═════ AVAILABLE RECORDS

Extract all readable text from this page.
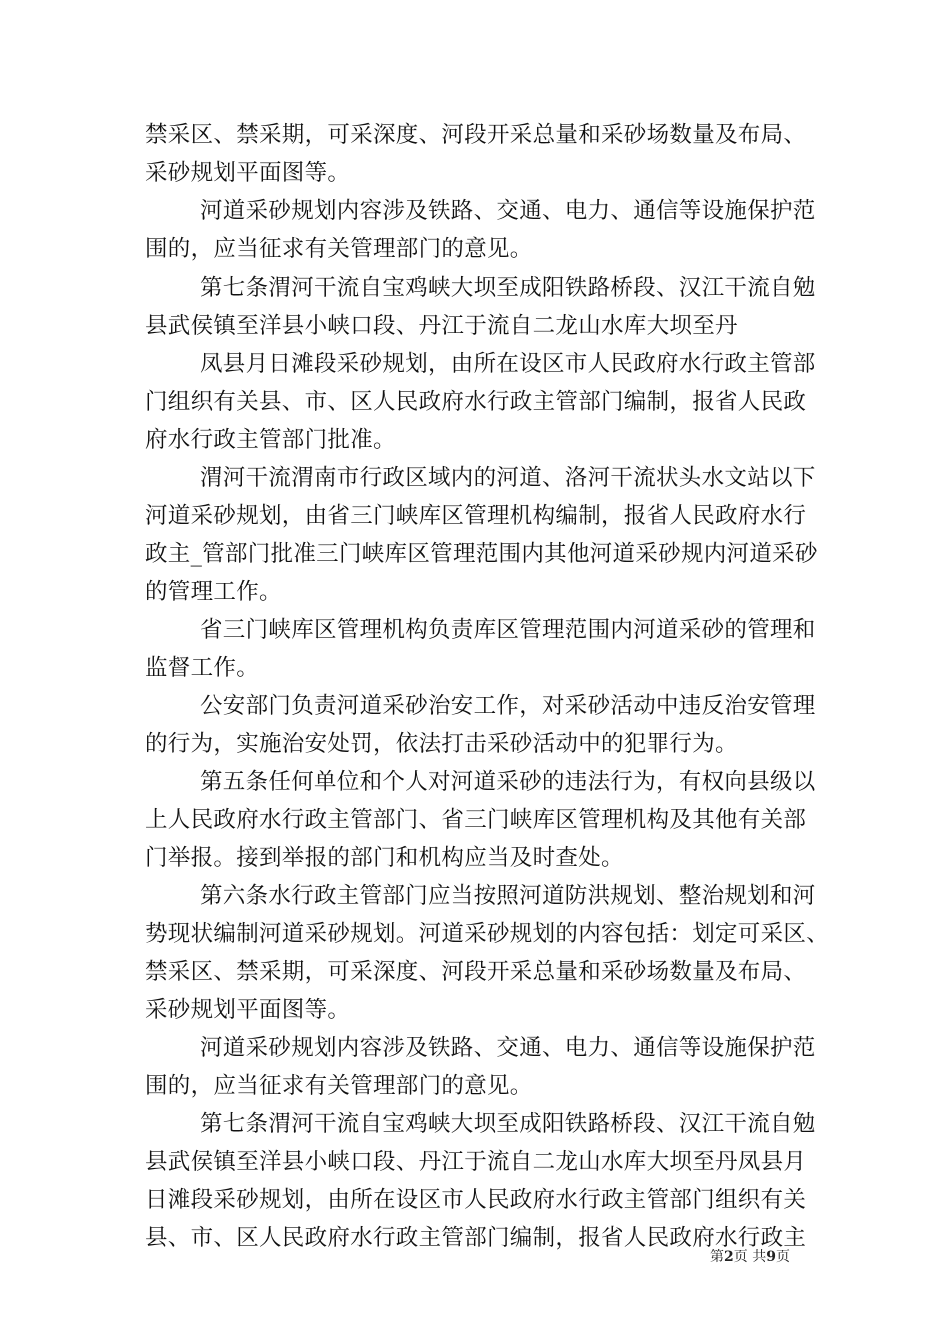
禁采区、禁采期，可采深度、河段开采总量和采砂场数量及布局、
采砂规划平面图等。
河道采砂规划内容涉及铁路、交通、电力、通信等设施保护范
围的，应当征求有关管理部门的意见。
第七条渭河干流自宝鸡峡大坝至成阳铁路桥段、汉江干流自勉
县武侯镇至洋县小峡口段、丹江于流自二龙山水库大坝至丹
凤县月日滩段采砂规划，由所在设区市人民政府水行政主管部
门组织有关县、市、区人民政府水行政主管部门编制，报省人民政
府水行政主管部门批准。
渭河干流渭南市行政区域内的河道、洛河干流状头水文站以下
河道采砂规划，由省三门峡库区管理机构编制，报省人民政府水行
政主_管部门批准三门峡库区管理范围内其他河道采砂规内河道采砂
的管理工作。
省三门峡库区管理机构负责库区管理范围内河道采砂的管理和
监督工作。
公安部门负责河道采砂治安工作，对采砂活动中违反治安管理
的行为，实施治安处罚，依法打击采砂活动中的犯罪行为。
第五条任何单位和个人对河道采砂的违法行为，有权向县级以
上人民政府水行政主管部门、省三门峡库区管理机构及其他有关部
门举报。接到举报的部门和机构应当及时查处。
第六条水行政主管部门应当按照河道防洪规划、整治规划和河
势现状编制河道采砂规划。河道采砂规划的内容包括：划定可采区、
禁采区、禁采期，可采深度、河段开采总量和采砂场数量及布局、
采砂规划平面图等。
河道采砂规划内容涉及铁路、交通、电力、通信等设施保护范
围的，应当征求有关管理部门的意见。
第七条渭河干流自宝鸡峡大坝至成阳铁路桥段、汉江干流自勉
县武侯镇至洋县小峡口段、丹江于流自二龙山水库大坝至丹凤县月
日滩段采砂规划，由所在设区市人民政府水行政主管部门组织有关
县、市、区人民政府水行政主管部门编制，报省人民政府水行政主
第2页 共9页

══════════

-- EXERCISE DIRECTIONS --
Repeat the material above word for word, please, apart from its images.

-- TASK ANSWER --
Extract all readable text from this page.
禁采区、禁采期，可采深度、河段开采总量和采砂场数量及布局、
采砂规划平面图等。
河道采砂规划内容涉及铁路、交通、电力、通信等设施保护范
围的，应当征求有关管理部门的意见。
第七条渭河干流自宝鸡峡大坝至成阳铁路桥段、汉江干流自勉
县武侯镇至洋县小峡口段、丹江于流自二龙山水库大坝至丹
凤县月日滩段采砂规划，由所在设区市人民政府水行政主管部
门组织有关县、市、区人民政府水行政主管部门编制，报省人民政
府水行政主管部门批准。
渭河干流渭南市行政区域内的河道、洛河干流状头水文站以下
河道采砂规划，由省三门峡库区管理机构编制，报省人民政府水行
政主_管部门批准三门峡库区管理范围内其他河道采砂规内河道采砂
的管理工作。
省三门峡库区管理机构负责库区管理范围内河道采砂的管理和
监督工作。
公安部门负责河道采砂治安工作，对采砂活动中违反治安管理
的行为，实施治安处罚，依法打击采砂活动中的犯罪行为。
第五条任何单位和个人对河道采砂的违法行为，有权向县级以
上人民政府水行政主管部门、省三门峡库区管理机构及其他有关部
门举报。接到举报的部门和机构应当及时查处。
第六条水行政主管部门应当按照河道防洪规划、整治规划和河
势现状编制河道采砂规划。河道采砂规划的内容包括：划定可采区、
禁采区、禁采期，可采深度、河段开采总量和采砂场数量及布局、
采砂规划平面图等。
河道采砂规划内容涉及铁路、交通、电力、通信等设施保护范
围的，应当征求有关管理部门的意见。
第七条渭河干流自宝鸡峡大坝至成阳铁路桥段、汉江干流自勉
县武侯镇至洋县小峡口段、丹江于流自二龙山水库大坝至丹凤县月
日滩段采砂规划，由所在设区市人民政府水行政主管部门组织有关
县、市、区人民政府水行政主管部门编制，报省人民政府水行政主
第2页 共9页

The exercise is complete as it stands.